◆ What you have to do: In your copy, leave out the pictures; write out all the data exactly.
== The data
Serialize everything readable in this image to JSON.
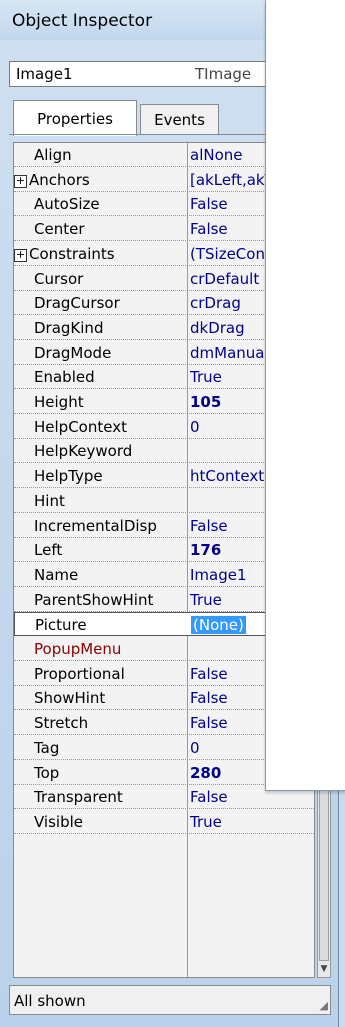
{
  "window": {
    "title": "Object Inspector"
  },
  "object_selector": {
    "name": "Image1",
    "type": "TImage"
  },
  "tabs": [
    {
      "label": "Properties",
      "active": true
    },
    {
      "label": "Events",
      "active": false
    }
  ],
  "properties": [
    {
      "name": "Align",
      "value": "alNone",
      "expandable": false
    },
    {
      "name": "Anchors",
      "value": "[akLeft,akTop",
      "expandable": true
    },
    {
      "name": "AutoSize",
      "value": "False",
      "expandable": false
    },
    {
      "name": "Center",
      "value": "False",
      "expandable": false
    },
    {
      "name": "Constraints",
      "value": "(TSizeConstra",
      "expandable": true
    },
    {
      "name": "Cursor",
      "value": "crDefault",
      "expandable": false
    },
    {
      "name": "DragCursor",
      "value": "crDrag",
      "expandable": false
    },
    {
      "name": "DragKind",
      "value": "dkDrag",
      "expandable": false
    },
    {
      "name": "DragMode",
      "value": "dmManual",
      "expandable": false
    },
    {
      "name": "Enabled",
      "value": "True",
      "expandable": false
    },
    {
      "name": "Height",
      "value": "105",
      "expandable": false,
      "bold": true
    },
    {
      "name": "HelpContext",
      "value": "0",
      "expandable": false
    },
    {
      "name": "HelpKeyword",
      "value": "",
      "expandable": false
    },
    {
      "name": "HelpType",
      "value": "htContext",
      "expandable": false
    },
    {
      "name": "Hint",
      "value": "",
      "expandable": false
    },
    {
      "name": "IncrementalDisp",
      "value": "False",
      "expandable": false
    },
    {
      "name": "Left",
      "value": "176",
      "expandable": false,
      "bold": true
    },
    {
      "name": "Name",
      "value": "Image1",
      "expandable": false
    },
    {
      "name": "ParentShowHint",
      "value": "True",
      "expandable": false
    },
    {
      "name": "Picture",
      "value": "(None)",
      "expandable": false,
      "selected": true
    },
    {
      "name": "PopupMenu",
      "value": "",
      "expandable": false,
      "color": "#8b0000"
    },
    {
      "name": "Proportional",
      "value": "False",
      "expandable": false
    },
    {
      "name": "ShowHint",
      "value": "False",
      "expandable": false
    },
    {
      "name": "Stretch",
      "value": "False",
      "expandable": false
    },
    {
      "name": "Tag",
      "value": "0",
      "expandable": false
    },
    {
      "name": "Top",
      "value": "280",
      "expandable": false,
      "bold": true
    },
    {
      "name": "Transparent",
      "value": "False",
      "expandable": false
    },
    {
      "name": "Visible",
      "value": "True",
      "expandable": false
    }
  ],
  "status": {
    "text": "All shown"
  },
  "colors": {
    "value_text": "#00008b",
    "selection": "#3399ff",
    "event_prop": "#8b0000"
  },
  "icons": [
    "close-icon",
    "dropdown-arrow-icon",
    "expand-plus-icon",
    "ellipsis-icon",
    "scroll-up-icon",
    "scroll-down-icon",
    "size-grip-icon"
  ]
}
====
◆ The solution:
Serialize everything readable in this image to JSON.
{
  "window": {
    "title": "Object Inspector"
  },
  "object_selector": {
    "name": "Image1",
    "type": "TImage"
  },
  "tabs": [
    {
      "label": "Properties",
      "active": true
    },
    {
      "label": "Events",
      "active": false
    }
  ],
  "properties": [
    {
      "name": "Align",
      "value": "alNone",
      "expandable": false
    },
    {
      "name": "Anchors",
      "value": "[akLeft,akTop",
      "expandable": true
    },
    {
      "name": "AutoSize",
      "value": "False",
      "expandable": false
    },
    {
      "name": "Center",
      "value": "False",
      "expandable": false
    },
    {
      "name": "Constraints",
      "value": "(TSizeConstra",
      "expandable": true
    },
    {
      "name": "Cursor",
      "value": "crDefault",
      "expandable": false
    },
    {
      "name": "DragCursor",
      "value": "crDrag",
      "expandable": false
    },
    {
      "name": "DragKind",
      "value": "dkDrag",
      "expandable": false
    },
    {
      "name": "DragMode",
      "value": "dmManual",
      "expandable": false
    },
    {
      "name": "Enabled",
      "value": "True",
      "expandable": false
    },
    {
      "name": "Height",
      "value": "105",
      "expandable": false,
      "bold": true
    },
    {
      "name": "HelpContext",
      "value": "0",
      "expandable": false
    },
    {
      "name": "HelpKeyword",
      "value": "",
      "expandable": false
    },
    {
      "name": "HelpType",
      "value": "htContext",
      "expandable": false
    },
    {
      "name": "Hint",
      "value": "",
      "expandable": false
    },
    {
      "name": "IncrementalDisp",
      "value": "False",
      "expandable": false
    },
    {
      "name": "Left",
      "value": "176",
      "expandable": false,
      "bold": true
    },
    {
      "name": "Name",
      "value": "Image1",
      "expandable": false
    },
    {
      "name": "ParentShowHint",
      "value": "True",
      "expandable": false
    },
    {
      "name": "Picture",
      "value": "(None)",
      "expandable": false,
      "selected": true
    },
    {
      "name": "PopupMenu",
      "value": "",
      "expandable": false,
      "color": "#8b0000"
    },
    {
      "name": "Proportional",
      "value": "False",
      "expandable": false
    },
    {
      "name": "ShowHint",
      "value": "False",
      "expandable": false
    },
    {
      "name": "Stretch",
      "value": "False",
      "expandable": false
    },
    {
      "name": "Tag",
      "value": "0",
      "expandable": false
    },
    {
      "name": "Top",
      "value": "280",
      "expandable": false,
      "bold": true
    },
    {
      "name": "Transparent",
      "value": "False",
      "expandable": false
    },
    {
      "name": "Visible",
      "value": "True",
      "expandable": false
    }
  ],
  "status": {
    "text": "All shown"
  },
  "colors": {
    "value_text": "#00008b",
    "selection": "#3399ff",
    "event_prop": "#8b0000"
  },
  "icons": [
    "close-icon",
    "dropdown-arrow-icon",
    "expand-plus-icon",
    "ellipsis-icon",
    "scroll-up-icon",
    "scroll-down-icon",
    "size-grip-icon"
  ]
}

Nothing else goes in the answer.